┌────────
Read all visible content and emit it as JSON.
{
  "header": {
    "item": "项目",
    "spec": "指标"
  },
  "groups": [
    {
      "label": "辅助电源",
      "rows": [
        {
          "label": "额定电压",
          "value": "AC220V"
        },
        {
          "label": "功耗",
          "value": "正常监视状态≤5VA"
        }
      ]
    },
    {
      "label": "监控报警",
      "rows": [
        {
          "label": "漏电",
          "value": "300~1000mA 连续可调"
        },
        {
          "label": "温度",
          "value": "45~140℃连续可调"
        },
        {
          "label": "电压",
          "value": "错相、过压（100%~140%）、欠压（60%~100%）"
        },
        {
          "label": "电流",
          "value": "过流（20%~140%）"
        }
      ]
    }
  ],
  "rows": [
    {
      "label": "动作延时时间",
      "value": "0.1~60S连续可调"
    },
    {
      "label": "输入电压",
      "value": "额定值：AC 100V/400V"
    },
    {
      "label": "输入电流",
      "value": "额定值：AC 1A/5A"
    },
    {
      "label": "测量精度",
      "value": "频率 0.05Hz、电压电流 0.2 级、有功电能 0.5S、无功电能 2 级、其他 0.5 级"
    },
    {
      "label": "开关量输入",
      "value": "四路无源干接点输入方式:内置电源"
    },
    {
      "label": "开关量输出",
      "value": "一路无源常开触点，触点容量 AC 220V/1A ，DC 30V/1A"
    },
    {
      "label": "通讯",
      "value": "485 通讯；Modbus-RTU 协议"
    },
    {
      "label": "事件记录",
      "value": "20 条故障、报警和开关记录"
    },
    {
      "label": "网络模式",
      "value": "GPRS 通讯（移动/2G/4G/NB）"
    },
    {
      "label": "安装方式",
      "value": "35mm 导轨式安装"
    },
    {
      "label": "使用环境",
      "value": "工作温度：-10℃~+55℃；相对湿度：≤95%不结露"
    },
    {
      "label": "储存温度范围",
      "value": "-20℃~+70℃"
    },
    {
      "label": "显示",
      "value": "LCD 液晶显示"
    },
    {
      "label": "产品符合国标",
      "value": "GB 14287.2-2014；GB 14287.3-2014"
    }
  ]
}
└────────
:: Requirement ::
Repeat the material above in full, exactly as it stands.

:: Reply ::
Read all visible content and emit it as JSON.
{
  "header": {
    "item": "项目",
    "spec": "指标"
  },
  "groups": [
    {
      "label": "辅助电源",
      "rows": [
        {
          "label": "额定电压",
          "value": "AC220V"
        },
        {
          "label": "功耗",
          "value": "正常监视状态≤5VA"
        }
      ]
    },
    {
      "label": "监控报警",
      "rows": [
        {
          "label": "漏电",
          "value": "300~1000mA 连续可调"
        },
        {
          "label": "温度",
          "value": "45~140℃连续可调"
        },
        {
          "label": "电压",
          "value": "错相、过压（100%~140%）、欠压（60%~100%）"
        },
        {
          "label": "电流",
          "value": "过流（20%~140%）"
        }
      ]
    }
  ],
  "rows": [
    {
      "label": "动作延时时间",
      "value": "0.1~60S连续可调"
    },
    {
      "label": "输入电压",
      "value": "额定值：AC 100V/400V"
    },
    {
      "label": "输入电流",
      "value": "额定值：AC 1A/5A"
    },
    {
      "label": "测量精度",
      "value": "频率 0.05Hz、电压电流 0.2 级、有功电能 0.5S、无功电能 2 级、其他 0.5 级"
    },
    {
      "label": "开关量输入",
      "value": "四路无源干接点输入方式:内置电源"
    },
    {
      "label": "开关量输出",
      "value": "一路无源常开触点，触点容量 AC 220V/1A ，DC 30V/1A"
    },
    {
      "label": "通讯",
      "value": "485 通讯；Modbus-RTU 协议"
    },
    {
      "label": "事件记录",
      "value": "20 条故障、报警和开关记录"
    },
    {
      "label": "网络模式",
      "value": "GPRS 通讯（移动/2G/4G/NB）"
    },
    {
      "label": "安装方式",
      "value": "35mm 导轨式安装"
    },
    {
      "label": "使用环境",
      "value": "工作温度：-10℃~+55℃；相对湿度：≤95%不结露"
    },
    {
      "label": "储存温度范围",
      "value": "-20℃~+70℃"
    },
    {
      "label": "显示",
      "value": "LCD 液晶显示"
    },
    {
      "label": "产品符合国标",
      "value": "GB 14287.2-2014；GB 14287.3-2014"
    }
  ]
}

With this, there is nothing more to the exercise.